┏━━

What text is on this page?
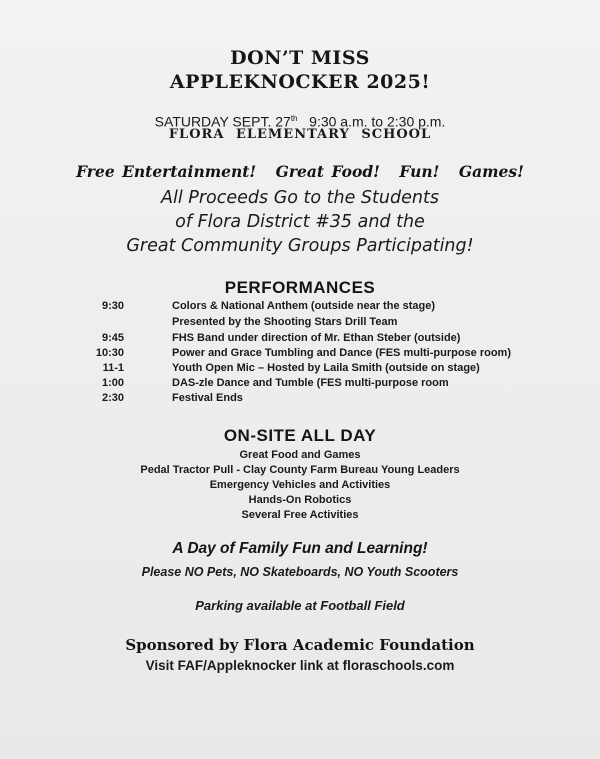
DON’T MISS
APPLEKNOCKER 2025!
SATURDAY SEPT. 27th 9:30 a.m. to 2:30 p.m.
FLORA ELEMENTARY SCHOOL
Free Entertainment! Great Food! Fun! Games!
All Proceeds Go to the Students
of Flora District #35 and the
Great Community Groups Participating!
PERFORMANCES
9:30	Colors & National Anthem (outside near the stage)
Presented by the Shooting Stars Drill Team
9:45	FHS Band under direction of Mr. Ethan Steber (outside)
10:30	Power and Grace Tumbling and Dance (FES multi-purpose room)
11-1	Youth Open Mic – Hosted by Laila Smith (outside on stage)
1:00	DAS-zle Dance and Tumble (FES multi-purpose room
2:30	Festival Ends
ON-SITE ALL DAY
Great Food and Games
Pedal Tractor Pull - Clay County Farm Bureau Young Leaders
Emergency Vehicles and Activities
Hands-On Robotics
Several Free Activities
A Day of Family Fun and Learning!
Please NO Pets, NO Skateboards, NO Youth Scooters
Parking available at Football Field
Sponsored by Flora Academic Foundation
Visit FAF/Appleknocker link at floraschools.com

┗━━

● STATED PROBLEM: Omit every picture, and otherwise quote the entries exactly.

● RESPONSE TO THIS TASK:
What text is on this page?
DON’T MISS
APPLEKNOCKER 2025!
SATURDAY SEPT. 27th 9:30 a.m. to 2:30 p.m.
FLORA ELEMENTARY SCHOOL
Free Entertainment! Great Food! Fun! Games!
All Proceeds Go to the Students
of Flora District #35 and the
Great Community Groups Participating!
PERFORMANCES
9:30	Colors & National Anthem (outside near the stage)
Presented by the Shooting Stars Drill Team
9:45	FHS Band under direction of Mr. Ethan Steber (outside)
10:30	Power and Grace Tumbling and Dance (FES multi-purpose room)
11-1	Youth Open Mic – Hosted by Laila Smith (outside on stage)
1:00	DAS-zle Dance and Tumble (FES multi-purpose room
2:30	Festival Ends
ON-SITE ALL DAY
Great Food and Games
Pedal Tractor Pull - Clay County Farm Bureau Young Leaders
Emergency Vehicles and Activities
Hands-On Robotics
Several Free Activities
A Day of Family Fun and Learning!
Please NO Pets, NO Skateboards, NO Youth Scooters
Parking available at Football Field
Sponsored by Flora Academic Foundation
Visit FAF/Appleknocker link at floraschools.com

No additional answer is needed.